• Aufgabenstellung
Beantworten Sie anhand des Berichts zum Kolloquium über die Cuban Five folgende Fragen:
(a) In welchem Saal wurde das Kolloquium abgehalten?
(b) Wie viele Personen waren ungefähr anwesend?
(c) Wie lange dauert das Verfahren laut Alexandre Zourabichvili bereits an?

• Vorliegender Auszug
───

Kolloquium zum Fall der Cuban Five im Französischen Parlament

Veröffentlicht am 11. Juni 2011, bei Cubanismo, Belgien

Von Katrien Demuynck

Am Samstag, dem 4. Juni, am Geburtstag von Gerardo Hernández, wurde im Saal Lamartine des Pariser Parlaments ein Kolloquium zu dem zweischneidigen Thema, der Prozess der Cuban Five einerseits und der Terrorismus und das Völkerrecht andererseits, abgehalten. Unter den um die 120 Anwesenden waren auch einige internationale Gäste. Aus dem französischen Parlament selbst waren einige Abgeordnete dort, die zur Freundschaftsgruppe Frankreich-Kuba gehören.

Ein internationales Tribunal für die Cuban Five

Die Sitzung wurde von dem Initiator der Veranstaltung Alexandre Zourabichvili, Anwalt der Pariser Anwaltschaft, eröffnet. Er wies daraufhin, dass der Prozess der Cuban Five der längste in der Geschichte der USA sei. Das Verfahren dauere nun schon 13 Jahre an. Die Sache sei von symbolischem Wert, nicht nur für Menschenrechtsorganisationen, sondern auch für Rechtsfakultäten. Sie zeige deutlich, wer an den Hebeln der Macht der US-Gerichte sitze.

───

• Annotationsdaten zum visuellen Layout
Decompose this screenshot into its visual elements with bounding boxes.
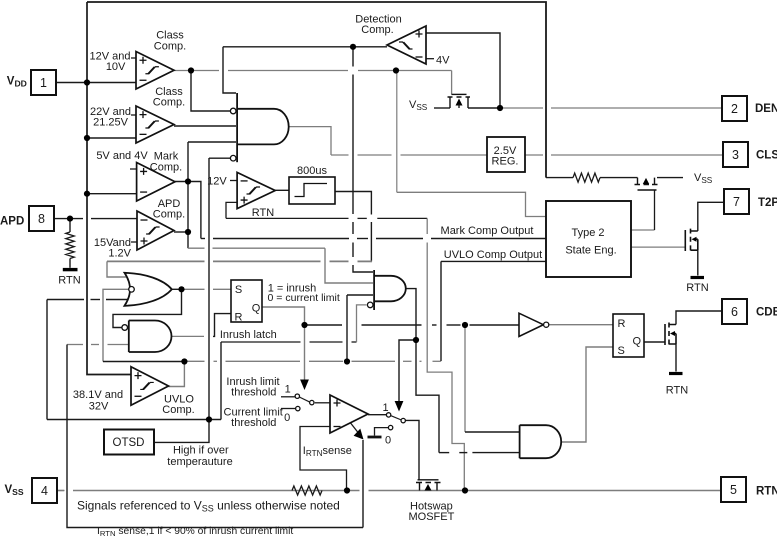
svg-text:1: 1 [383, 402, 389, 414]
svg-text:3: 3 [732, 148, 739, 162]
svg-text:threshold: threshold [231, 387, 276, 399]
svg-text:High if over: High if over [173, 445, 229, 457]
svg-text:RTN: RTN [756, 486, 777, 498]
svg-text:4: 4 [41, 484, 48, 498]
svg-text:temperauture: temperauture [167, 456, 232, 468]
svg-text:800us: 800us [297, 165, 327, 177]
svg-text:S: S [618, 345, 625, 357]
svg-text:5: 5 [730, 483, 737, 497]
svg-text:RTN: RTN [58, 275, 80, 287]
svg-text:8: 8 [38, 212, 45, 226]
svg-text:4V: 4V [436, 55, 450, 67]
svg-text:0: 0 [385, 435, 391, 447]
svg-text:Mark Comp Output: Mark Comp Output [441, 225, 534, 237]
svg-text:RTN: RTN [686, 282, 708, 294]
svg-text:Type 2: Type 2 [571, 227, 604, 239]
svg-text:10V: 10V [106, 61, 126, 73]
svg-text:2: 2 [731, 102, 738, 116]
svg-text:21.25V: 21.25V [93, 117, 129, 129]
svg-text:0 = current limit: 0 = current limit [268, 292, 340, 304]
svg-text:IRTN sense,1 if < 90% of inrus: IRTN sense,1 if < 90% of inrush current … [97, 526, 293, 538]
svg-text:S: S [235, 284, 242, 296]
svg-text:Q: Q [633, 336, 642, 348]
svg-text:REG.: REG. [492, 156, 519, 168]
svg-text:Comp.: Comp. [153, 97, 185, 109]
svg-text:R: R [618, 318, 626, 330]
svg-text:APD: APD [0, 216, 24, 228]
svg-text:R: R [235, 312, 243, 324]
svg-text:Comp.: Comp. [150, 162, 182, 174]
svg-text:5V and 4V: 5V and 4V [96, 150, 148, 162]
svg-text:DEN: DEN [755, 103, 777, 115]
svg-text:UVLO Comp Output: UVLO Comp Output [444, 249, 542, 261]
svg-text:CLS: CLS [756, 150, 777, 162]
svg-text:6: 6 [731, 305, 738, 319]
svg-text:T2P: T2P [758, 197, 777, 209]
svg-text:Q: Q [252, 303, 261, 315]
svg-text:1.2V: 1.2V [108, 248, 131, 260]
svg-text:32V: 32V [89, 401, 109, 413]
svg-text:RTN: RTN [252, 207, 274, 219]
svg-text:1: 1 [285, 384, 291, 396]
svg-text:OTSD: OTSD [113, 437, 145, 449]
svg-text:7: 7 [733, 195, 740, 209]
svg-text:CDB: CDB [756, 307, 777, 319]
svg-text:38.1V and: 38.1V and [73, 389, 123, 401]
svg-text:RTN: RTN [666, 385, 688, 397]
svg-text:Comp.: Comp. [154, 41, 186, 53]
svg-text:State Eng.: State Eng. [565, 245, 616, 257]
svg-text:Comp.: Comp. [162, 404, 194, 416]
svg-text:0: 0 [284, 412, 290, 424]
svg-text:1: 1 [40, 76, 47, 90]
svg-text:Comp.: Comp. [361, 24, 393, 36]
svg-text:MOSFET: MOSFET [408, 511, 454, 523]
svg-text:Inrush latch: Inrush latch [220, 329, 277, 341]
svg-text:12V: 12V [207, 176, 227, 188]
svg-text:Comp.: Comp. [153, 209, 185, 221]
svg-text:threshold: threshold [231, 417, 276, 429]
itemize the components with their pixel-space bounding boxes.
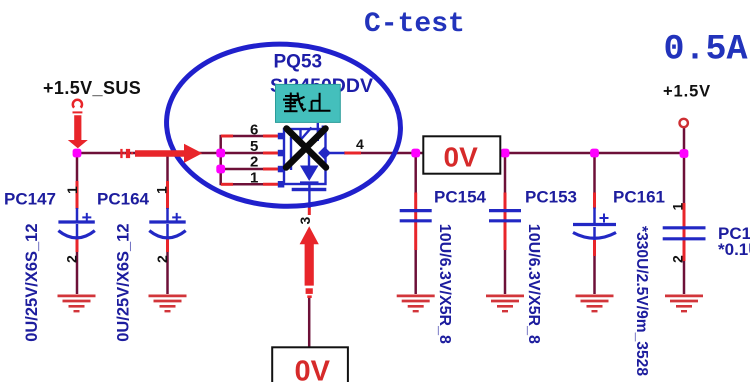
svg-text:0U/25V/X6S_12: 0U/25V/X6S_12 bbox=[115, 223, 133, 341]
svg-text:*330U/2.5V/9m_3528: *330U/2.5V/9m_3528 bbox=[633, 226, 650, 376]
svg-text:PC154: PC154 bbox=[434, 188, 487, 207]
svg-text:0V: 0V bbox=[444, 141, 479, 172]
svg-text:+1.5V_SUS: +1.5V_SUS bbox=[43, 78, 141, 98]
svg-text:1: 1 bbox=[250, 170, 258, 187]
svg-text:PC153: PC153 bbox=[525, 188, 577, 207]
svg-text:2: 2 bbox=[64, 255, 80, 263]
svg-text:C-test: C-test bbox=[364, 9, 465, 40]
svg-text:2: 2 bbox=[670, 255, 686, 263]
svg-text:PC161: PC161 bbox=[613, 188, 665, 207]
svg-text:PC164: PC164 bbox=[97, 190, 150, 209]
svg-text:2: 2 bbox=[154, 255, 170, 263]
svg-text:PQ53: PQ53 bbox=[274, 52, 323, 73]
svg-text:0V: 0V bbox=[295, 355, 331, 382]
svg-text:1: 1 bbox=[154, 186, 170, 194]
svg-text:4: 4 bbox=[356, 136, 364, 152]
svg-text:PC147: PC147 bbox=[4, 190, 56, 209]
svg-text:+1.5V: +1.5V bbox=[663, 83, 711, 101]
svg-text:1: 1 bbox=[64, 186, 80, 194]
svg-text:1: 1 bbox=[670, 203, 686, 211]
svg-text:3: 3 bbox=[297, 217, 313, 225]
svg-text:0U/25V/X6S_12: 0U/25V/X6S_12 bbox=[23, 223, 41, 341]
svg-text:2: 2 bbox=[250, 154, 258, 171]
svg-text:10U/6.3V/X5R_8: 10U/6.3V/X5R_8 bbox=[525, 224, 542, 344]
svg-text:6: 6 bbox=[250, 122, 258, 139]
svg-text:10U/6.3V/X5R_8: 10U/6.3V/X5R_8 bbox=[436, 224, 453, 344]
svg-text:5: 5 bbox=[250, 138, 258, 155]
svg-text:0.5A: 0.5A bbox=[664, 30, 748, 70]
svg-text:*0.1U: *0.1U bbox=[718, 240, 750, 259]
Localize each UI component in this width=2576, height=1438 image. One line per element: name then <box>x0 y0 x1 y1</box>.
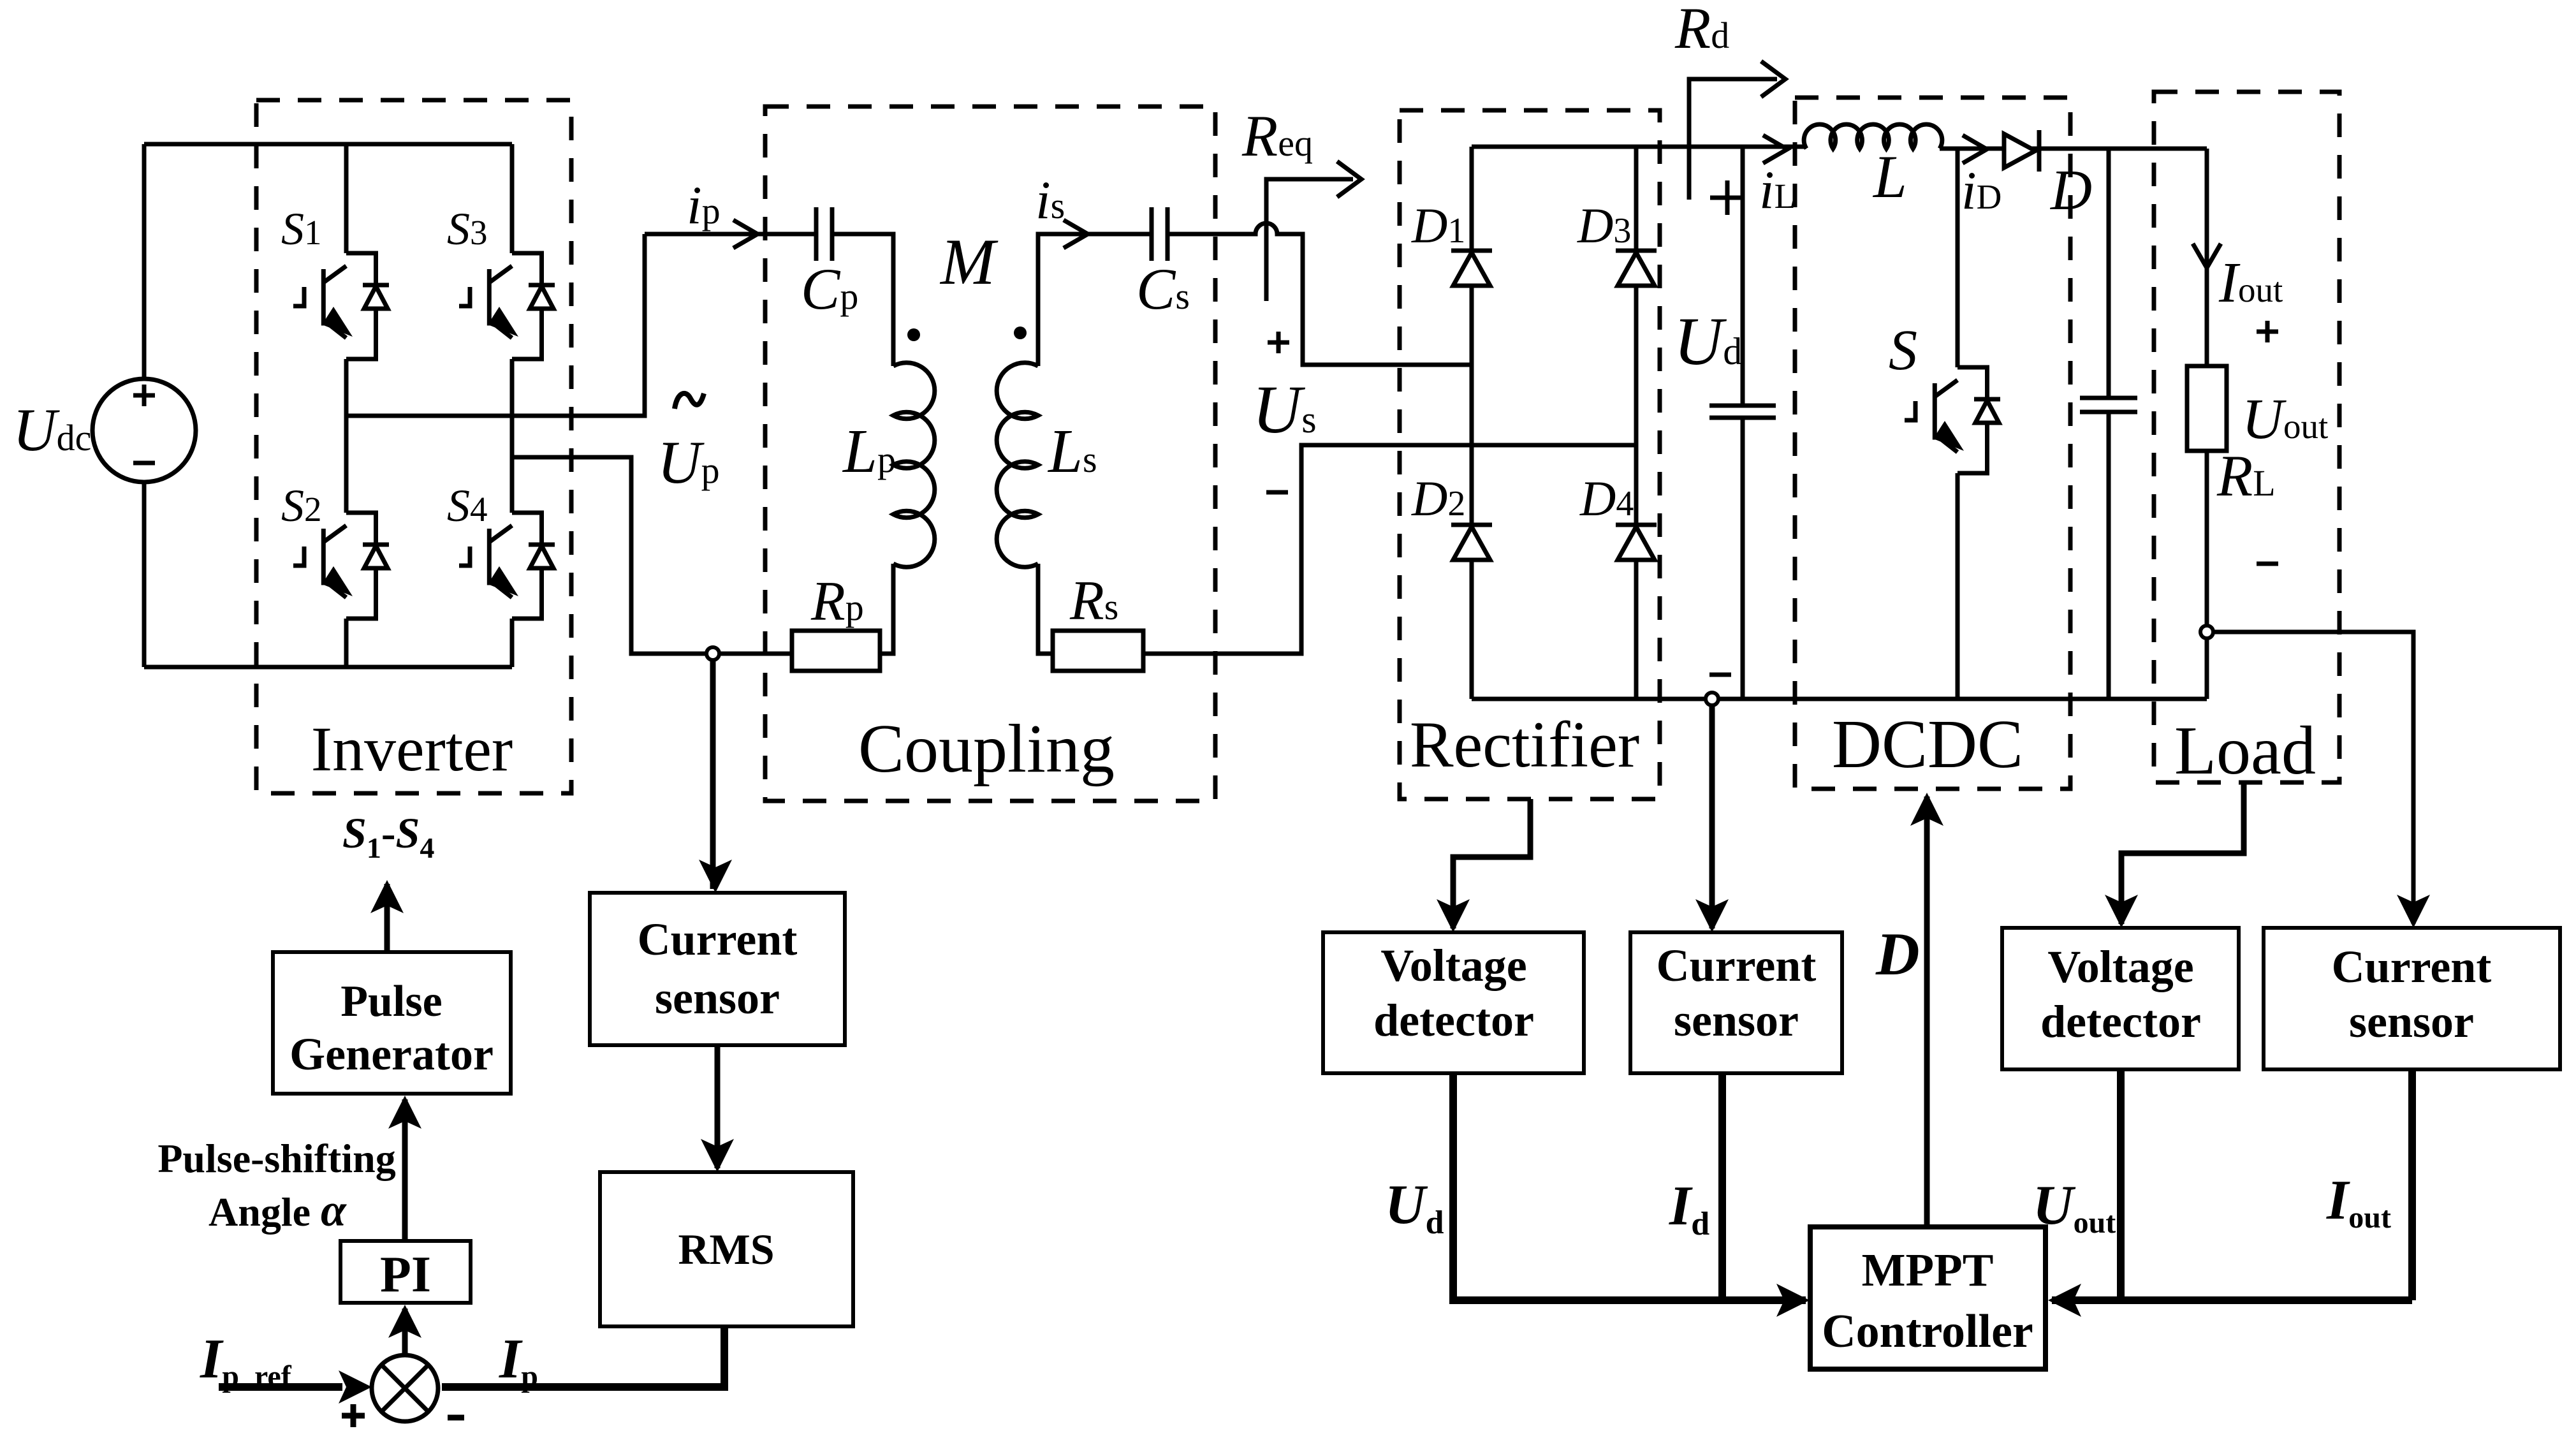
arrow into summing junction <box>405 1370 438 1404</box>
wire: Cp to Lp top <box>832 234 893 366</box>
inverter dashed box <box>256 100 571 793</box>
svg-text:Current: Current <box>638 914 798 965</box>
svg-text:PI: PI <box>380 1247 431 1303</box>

───

• Vollständige Antwort
(a) Im Saal Lamartine des Pariser Parlaments.
(b) Um die 120 Personen.
(c) Seit 13 Jahren.